- **What to produce**: Give the records back in full, exactly as they read.

- **Data to process**:
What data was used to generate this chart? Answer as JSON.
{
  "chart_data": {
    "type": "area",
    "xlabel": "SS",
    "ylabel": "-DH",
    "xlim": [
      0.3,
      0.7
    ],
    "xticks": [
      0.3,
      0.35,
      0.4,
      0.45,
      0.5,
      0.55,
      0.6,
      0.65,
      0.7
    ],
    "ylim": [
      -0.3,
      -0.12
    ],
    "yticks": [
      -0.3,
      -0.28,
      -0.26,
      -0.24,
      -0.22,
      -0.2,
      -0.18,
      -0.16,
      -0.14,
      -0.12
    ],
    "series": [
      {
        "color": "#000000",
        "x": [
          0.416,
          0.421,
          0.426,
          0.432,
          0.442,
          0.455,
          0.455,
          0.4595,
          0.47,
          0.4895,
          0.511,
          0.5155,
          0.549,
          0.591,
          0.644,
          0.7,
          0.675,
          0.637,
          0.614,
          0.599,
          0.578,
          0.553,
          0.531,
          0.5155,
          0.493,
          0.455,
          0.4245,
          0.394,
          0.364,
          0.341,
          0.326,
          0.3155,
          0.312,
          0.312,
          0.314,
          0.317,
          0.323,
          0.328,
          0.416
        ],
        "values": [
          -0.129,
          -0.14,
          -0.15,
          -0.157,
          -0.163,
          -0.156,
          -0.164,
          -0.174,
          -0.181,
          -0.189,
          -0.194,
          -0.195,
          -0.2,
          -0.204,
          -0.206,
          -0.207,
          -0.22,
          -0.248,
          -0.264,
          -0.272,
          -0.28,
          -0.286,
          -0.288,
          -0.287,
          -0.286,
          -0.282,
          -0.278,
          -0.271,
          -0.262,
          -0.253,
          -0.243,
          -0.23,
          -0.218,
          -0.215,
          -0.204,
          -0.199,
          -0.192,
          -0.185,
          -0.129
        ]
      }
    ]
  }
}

- **Reply to the task**:
What data was used to generate this chart? Answer as JSON.
{
  "chart_data": {
    "type": "area",
    "xlabel": "SS",
    "ylabel": "-DH",
    "xlim": [
      0.3,
      0.7
    ],
    "xticks": [
      0.3,
      0.35,
      0.4,
      0.45,
      0.5,
      0.55,
      0.6,
      0.65,
      0.7
    ],
    "ylim": [
      -0.3,
      -0.12
    ],
    "yticks": [
      -0.3,
      -0.28,
      -0.26,
      -0.24,
      -0.22,
      -0.2,
      -0.18,
      -0.16,
      -0.14,
      -0.12
    ],
    "series": [
      {
        "color": "#000000",
        "x": [
          0.416,
          0.421,
          0.426,
          0.432,
          0.442,
          0.455,
          0.455,
          0.4595,
          0.47,
          0.4895,
          0.511,
          0.5155,
          0.549,
          0.591,
          0.644,
          0.7,
          0.675,
          0.637,
          0.614,
          0.599,
          0.578,
          0.553,
          0.531,
          0.5155,
          0.493,
          0.455,
          0.4245,
          0.394,
          0.364,
          0.341,
          0.326,
          0.3155,
          0.312,
          0.312,
          0.314,
          0.317,
          0.323,
          0.328,
          0.416
        ],
        "values": [
          -0.129,
          -0.14,
          -0.15,
          -0.157,
          -0.163,
          -0.156,
          -0.164,
          -0.174,
          -0.181,
          -0.189,
          -0.194,
          -0.195,
          -0.2,
          -0.204,
          -0.206,
          -0.207,
          -0.22,
          -0.248,
          -0.264,
          -0.272,
          -0.28,
          -0.286,
          -0.288,
          -0.287,
          -0.286,
          -0.282,
          -0.278,
          -0.271,
          -0.262,
          -0.253,
          -0.243,
          -0.23,
          -0.218,
          -0.215,
          -0.204,
          -0.199,
          -0.192,
          -0.185,
          -0.129
        ]
      }
    ]
  }
}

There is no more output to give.